Brief: Pictures do not belong in the copy; restate the records below word for word.

————————

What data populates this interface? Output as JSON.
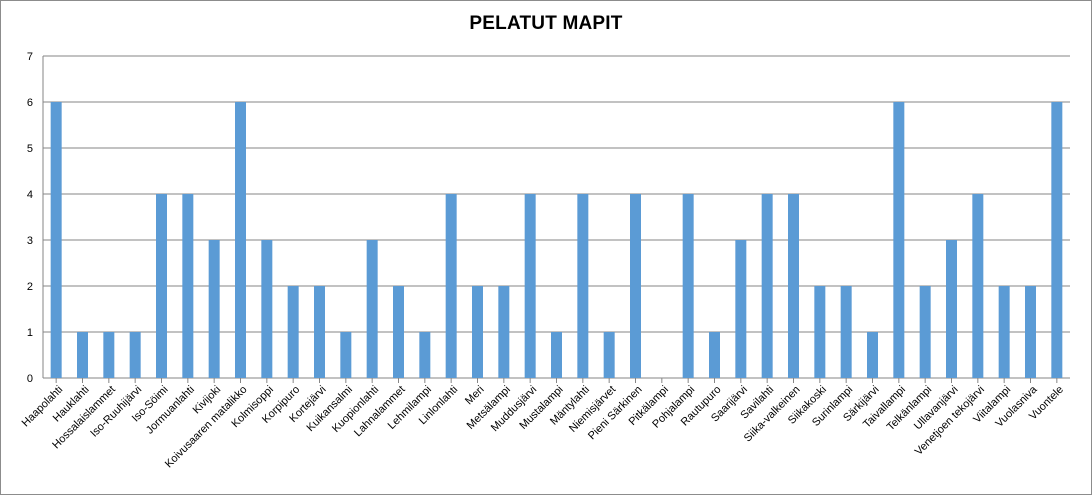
{
  "chart_data": {
    "type": "bar",
    "title": "PELATUT MAPIT",
    "xlabel": "",
    "ylabel": "",
    "ylim": [
      0,
      7
    ],
    "yticks": [
      0,
      1,
      2,
      3,
      4,
      5,
      6,
      7
    ],
    "grid": true,
    "legend": "none",
    "bar_color": "#5B9BD5",
    "grid_color": "#868686",
    "categories": [
      "Haapolahti",
      "Hauklahti",
      "Hossalaislammet",
      "Iso-Ruuhijärvi",
      "Iso-Söimi",
      "Jormuanlahti",
      "Kivijoki",
      "Koivusaaren matalikko",
      "Kolmisoppi",
      "Korpipuro",
      "Kortejärvi",
      "Kuikansalmi",
      "Kuopionlahti",
      "Lahnalammet",
      "Lehmilampi",
      "Linlonlahti",
      "Meri",
      "Metsälampi",
      "Muddusjärvi",
      "Mustalampi",
      "Mäntylahti",
      "Niemisjärvet",
      "Pieni Särkinen",
      "Pitkälampi",
      "Pohjalampi",
      "Rautupuro",
      "Saarijärvi",
      "Savilahti",
      "Siika-valkeinen",
      "Siikakoski",
      "Surinlampi",
      "Särkijärvi",
      "Taivallampi",
      "Telkänlampi",
      "Ullavanjärvi",
      "Venetjoen tekojärvi",
      "Viitalampi",
      "Vuolasniva",
      "Vuontele"
    ],
    "values": [
      6,
      1,
      1,
      1,
      4,
      4,
      3,
      6,
      3,
      2,
      2,
      1,
      3,
      2,
      1,
      4,
      2,
      2,
      4,
      1,
      4,
      1,
      4,
      0,
      4,
      1,
      3,
      4,
      4,
      2,
      2,
      1,
      6,
      2,
      3,
      4,
      2,
      2,
      6
    ]
  }
}
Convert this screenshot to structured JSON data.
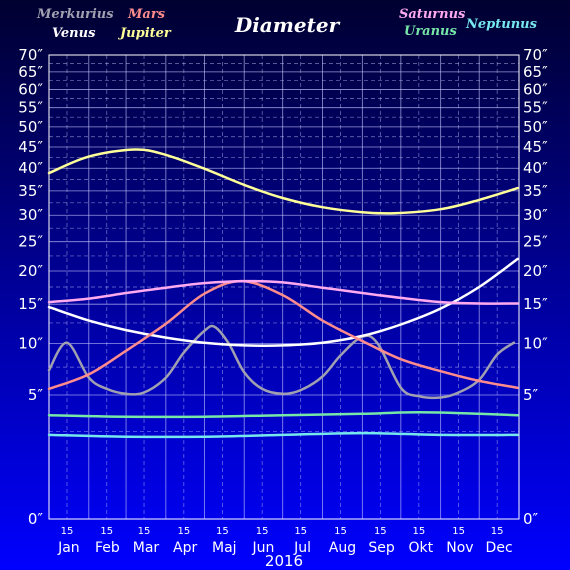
{
  "chart_data": {
    "type": "line",
    "title": "Diameter",
    "year": "2016",
    "months": [
      "Jan",
      "Feb",
      "Mar",
      "Apr",
      "Maj",
      "Jun",
      "Jul",
      "Aug",
      "Sep",
      "Okt",
      "Nov",
      "Dec"
    ],
    "mid_month_label": "15",
    "ylim": [
      0,
      70
    ],
    "y_ticks": [
      0,
      5,
      10,
      15,
      20,
      25,
      30,
      35,
      40,
      45,
      50,
      55,
      60,
      65,
      70
    ],
    "y_tick_labels": [
      "0″",
      "5″",
      "10″",
      "15″",
      "20″",
      "25″",
      "30″",
      "35″",
      "40″",
      "45″",
      "50″",
      "55″",
      "60″",
      "65″",
      "70″"
    ],
    "y_scale": "sqrt",
    "grid": true,
    "legend": "top",
    "colors": {
      "background_top": "#000030",
      "background_bottom": "#0000ff",
      "grid": "#c8c8ff",
      "Merkurius": "#a0a0b0",
      "Venus": "#ffffff",
      "Mars": "#ff8c8c",
      "Jupiter": "#ffff99",
      "Saturnus": "#ffaaee",
      "Uranus": "#77e7a8",
      "Neptunus": "#77e7ee"
    },
    "series": [
      {
        "name": "Merkurius",
        "color": "#a0a0b0",
        "x": [
          "2016-01-01",
          "2016-01-15",
          "2016-02-01",
          "2016-02-15",
          "2016-03-01",
          "2016-03-15",
          "2016-04-01",
          "2016-04-15",
          "2016-05-01",
          "2016-05-09",
          "2016-05-20",
          "2016-06-01",
          "2016-06-15",
          "2016-07-01",
          "2016-07-15",
          "2016-08-01",
          "2016-08-15",
          "2016-09-01",
          "2016-09-13",
          "2016-10-01",
          "2016-10-15",
          "2016-11-01",
          "2016-11-15",
          "2016-12-01",
          "2016-12-15",
          "2016-12-28"
        ],
        "y": [
          7.2,
          10.1,
          6.5,
          5.5,
          5.1,
          5.2,
          6.5,
          9.0,
          11.5,
          12.0,
          10.0,
          7.0,
          5.5,
          5.1,
          5.4,
          6.6,
          8.7,
          10.8,
          10.0,
          5.6,
          4.9,
          4.8,
          5.2,
          6.3,
          8.8,
          10.1
        ]
      },
      {
        "name": "Venus",
        "color": "#ffffff",
        "x": [
          "2016-01-01",
          "2016-02-01",
          "2016-03-01",
          "2016-04-01",
          "2016-05-01",
          "2016-06-01",
          "2016-07-01",
          "2016-08-01",
          "2016-09-01",
          "2016-10-01",
          "2016-11-01",
          "2016-12-01",
          "2016-12-31"
        ],
        "y": [
          14.6,
          12.8,
          11.6,
          10.7,
          10.1,
          9.8,
          9.8,
          10.1,
          10.9,
          12.3,
          14.4,
          17.5,
          22.0
        ]
      },
      {
        "name": "Mars",
        "color": "#ff8c8c",
        "x": [
          "2016-01-01",
          "2016-02-01",
          "2016-03-01",
          "2016-04-01",
          "2016-05-01",
          "2016-05-30",
          "2016-07-01",
          "2016-08-01",
          "2016-09-01",
          "2016-10-01",
          "2016-11-01",
          "2016-12-01",
          "2016-12-31"
        ],
        "y": [
          5.5,
          6.8,
          9.2,
          12.4,
          16.5,
          18.4,
          16.3,
          12.8,
          10.3,
          8.3,
          7.1,
          6.2,
          5.6
        ]
      },
      {
        "name": "Jupiter",
        "color": "#ffff99",
        "x": [
          "2016-01-01",
          "2016-02-01",
          "2016-03-08",
          "2016-04-01",
          "2016-05-01",
          "2016-06-01",
          "2016-07-01",
          "2016-08-01",
          "2016-09-01",
          "2016-09-26",
          "2016-11-01",
          "2016-12-01",
          "2016-12-31"
        ],
        "y": [
          38.9,
          42.7,
          44.4,
          43.1,
          39.9,
          36.3,
          33.5,
          31.6,
          30.6,
          30.4,
          31.2,
          33.1,
          35.6
        ]
      },
      {
        "name": "Saturnus",
        "color": "#ffaaee",
        "x": [
          "2016-01-01",
          "2016-02-01",
          "2016-03-01",
          "2016-04-01",
          "2016-05-01",
          "2016-06-03",
          "2016-07-01",
          "2016-08-01",
          "2016-09-01",
          "2016-10-01",
          "2016-11-01",
          "2016-12-01",
          "2016-12-31"
        ],
        "y": [
          15.3,
          15.8,
          16.6,
          17.4,
          18.1,
          18.4,
          18.2,
          17.4,
          16.6,
          15.9,
          15.3,
          15.1,
          15.1
        ]
      },
      {
        "name": "Uranus",
        "color": "#77e7a8",
        "x": [
          "2016-01-01",
          "2016-03-01",
          "2016-05-01",
          "2016-07-01",
          "2016-09-01",
          "2016-10-15",
          "2016-12-01",
          "2016-12-31"
        ],
        "y": [
          3.5,
          3.4,
          3.4,
          3.5,
          3.6,
          3.7,
          3.6,
          3.5
        ]
      },
      {
        "name": "Neptunus",
        "color": "#77e7ee",
        "x": [
          "2016-01-01",
          "2016-03-01",
          "2016-05-01",
          "2016-07-01",
          "2016-09-02",
          "2016-11-01",
          "2016-12-31"
        ],
        "y": [
          2.3,
          2.2,
          2.2,
          2.3,
          2.4,
          2.3,
          2.3
        ]
      }
    ]
  }
}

————————

Answer:
What data populates this interface? Output as JSON.
{
  "chart_data": {
    "type": "bar",
    "title": "PELATUT MAPIT",
    "xlabel": "",
    "ylabel": "",
    "ylim": [
      0,
      7
    ],
    "yticks": [
      0,
      1,
      2,
      3,
      4,
      5,
      6,
      7
    ],
    "grid": true,
    "legend": "none",
    "bar_color": "#5B9BD5",
    "grid_color": "#868686",
    "categories": [
      "Haapolahti",
      "Hauklahti",
      "Hossalaislammet",
      "Iso-Ruuhijärvi",
      "Iso-Söimi",
      "Jormuanlahti",
      "Kivijoki",
      "Koivusaaren matalikko",
      "Kolmisoppi",
      "Korpipuro",
      "Kortejärvi",
      "Kuikansalmi",
      "Kuopionlahti",
      "Lahnalammet",
      "Lehmilampi",
      "Linlonlahti",
      "Meri",
      "Metsälampi",
      "Muddusjärvi",
      "Mustalampi",
      "Mäntylahti",
      "Niemisjärvet",
      "Pieni Särkinen",
      "Pitkälampi",
      "Pohjalampi",
      "Rautupuro",
      "Saarijärvi",
      "Savilahti",
      "Siika-valkeinen",
      "Siikakoski",
      "Surinlampi",
      "Särkijärvi",
      "Taivallampi",
      "Telkänlampi",
      "Ullavanjärvi",
      "Venetjoen tekojärvi",
      "Viitalampi",
      "Vuolasniva",
      "Vuontele"
    ],
    "values": [
      6,
      1,
      1,
      1,
      4,
      4,
      3,
      6,
      3,
      2,
      2,
      1,
      3,
      2,
      1,
      4,
      2,
      2,
      4,
      1,
      4,
      1,
      4,
      0,
      4,
      1,
      3,
      4,
      4,
      2,
      2,
      1,
      6,
      2,
      3,
      4,
      2,
      2,
      6
    ]
  }
}
Convert this screenshot to structured JSON data.
{
  "chart_data": {
    "type": "line",
    "title": "Diameter",
    "year": "2016",
    "months": [
      "Jan",
      "Feb",
      "Mar",
      "Apr",
      "Maj",
      "Jun",
      "Jul",
      "Aug",
      "Sep",
      "Okt",
      "Nov",
      "Dec"
    ],
    "mid_month_label": "15",
    "ylim": [
      0,
      70
    ],
    "y_ticks": [
      0,
      5,
      10,
      15,
      20,
      25,
      30,
      35,
      40,
      45,
      50,
      55,
      60,
      65,
      70
    ],
    "y_tick_labels": [
      "0″",
      "5″",
      "10″",
      "15″",
      "20″",
      "25″",
      "30″",
      "35″",
      "40″",
      "45″",
      "50″",
      "55″",
      "60″",
      "65″",
      "70″"
    ],
    "y_scale": "sqrt",
    "grid": true,
    "legend": "top",
    "colors": {
      "background_top": "#000030",
      "background_bottom": "#0000ff",
      "grid": "#c8c8ff",
      "Merkurius": "#a0a0b0",
      "Venus": "#ffffff",
      "Mars": "#ff8c8c",
      "Jupiter": "#ffff99",
      "Saturnus": "#ffaaee",
      "Uranus": "#77e7a8",
      "Neptunus": "#77e7ee"
    },
    "series": [
      {
        "name": "Merkurius",
        "color": "#a0a0b0",
        "x": [
          "2016-01-01",
          "2016-01-15",
          "2016-02-01",
          "2016-02-15",
          "2016-03-01",
          "2016-03-15",
          "2016-04-01",
          "2016-04-15",
          "2016-05-01",
          "2016-05-09",
          "2016-05-20",
          "2016-06-01",
          "2016-06-15",
          "2016-07-01",
          "2016-07-15",
          "2016-08-01",
          "2016-08-15",
          "2016-09-01",
          "2016-09-13",
          "2016-10-01",
          "2016-10-15",
          "2016-11-01",
          "2016-11-15",
          "2016-12-01",
          "2016-12-15",
          "2016-12-28"
        ],
        "y": [
          7.2,
          10.1,
          6.5,
          5.5,
          5.1,
          5.2,
          6.5,
          9.0,
          11.5,
          12.0,
          10.0,
          7.0,
          5.5,
          5.1,
          5.4,
          6.6,
          8.7,
          10.8,
          10.0,
          5.6,
          4.9,
          4.8,
          5.2,
          6.3,
          8.8,
          10.1
        ]
      },
      {
        "name": "Venus",
        "color": "#ffffff",
        "x": [
          "2016-01-01",
          "2016-02-01",
          "2016-03-01",
          "2016-04-01",
          "2016-05-01",
          "2016-06-01",
          "2016-07-01",
          "2016-08-01",
          "2016-09-01",
          "2016-10-01",
          "2016-11-01",
          "2016-12-01",
          "2016-12-31"
        ],
        "y": [
          14.6,
          12.8,
          11.6,
          10.7,
          10.1,
          9.8,
          9.8,
          10.1,
          10.9,
          12.3,
          14.4,
          17.5,
          22.0
        ]
      },
      {
        "name": "Mars",
        "color": "#ff8c8c",
        "x": [
          "2016-01-01",
          "2016-02-01",
          "2016-03-01",
          "2016-04-01",
          "2016-05-01",
          "2016-05-30",
          "2016-07-01",
          "2016-08-01",
          "2016-09-01",
          "2016-10-01",
          "2016-11-01",
          "2016-12-01",
          "2016-12-31"
        ],
        "y": [
          5.5,
          6.8,
          9.2,
          12.4,
          16.5,
          18.4,
          16.3,
          12.8,
          10.3,
          8.3,
          7.1,
          6.2,
          5.6
        ]
      },
      {
        "name": "Jupiter",
        "color": "#ffff99",
        "x": [
          "2016-01-01",
          "2016-02-01",
          "2016-03-08",
          "2016-04-01",
          "2016-05-01",
          "2016-06-01",
          "2016-07-01",
          "2016-08-01",
          "2016-09-01",
          "2016-09-26",
          "2016-11-01",
          "2016-12-01",
          "2016-12-31"
        ],
        "y": [
          38.9,
          42.7,
          44.4,
          43.1,
          39.9,
          36.3,
          33.5,
          31.6,
          30.6,
          30.4,
          31.2,
          33.1,
          35.6
        ]
      },
      {
        "name": "Saturnus",
        "color": "#ffaaee",
        "x": [
          "2016-01-01",
          "2016-02-01",
          "2016-03-01",
          "2016-04-01",
          "2016-05-01",
          "2016-06-03",
          "2016-07-01",
          "2016-08-01",
          "2016-09-01",
          "2016-10-01",
          "2016-11-01",
          "2016-12-01",
          "2016-12-31"
        ],
        "y": [
          15.3,
          15.8,
          16.6,
          17.4,
          18.1,
          18.4,
          18.2,
          17.4,
          16.6,
          15.9,
          15.3,
          15.1,
          15.1
        ]
      },
      {
        "name": "Uranus",
        "color": "#77e7a8",
        "x": [
          "2016-01-01",
          "2016-03-01",
          "2016-05-01",
          "2016-07-01",
          "2016-09-01",
          "2016-10-15",
          "2016-12-01",
          "2016-12-31"
        ],
        "y": [
          3.5,
          3.4,
          3.4,
          3.5,
          3.6,
          3.7,
          3.6,
          3.5
        ]
      },
      {
        "name": "Neptunus",
        "color": "#77e7ee",
        "x": [
          "2016-01-01",
          "2016-03-01",
          "2016-05-01",
          "2016-07-01",
          "2016-09-02",
          "2016-11-01",
          "2016-12-31"
        ],
        "y": [
          2.3,
          2.2,
          2.2,
          2.3,
          2.4,
          2.3,
          2.3
        ]
      }
    ]
  }
}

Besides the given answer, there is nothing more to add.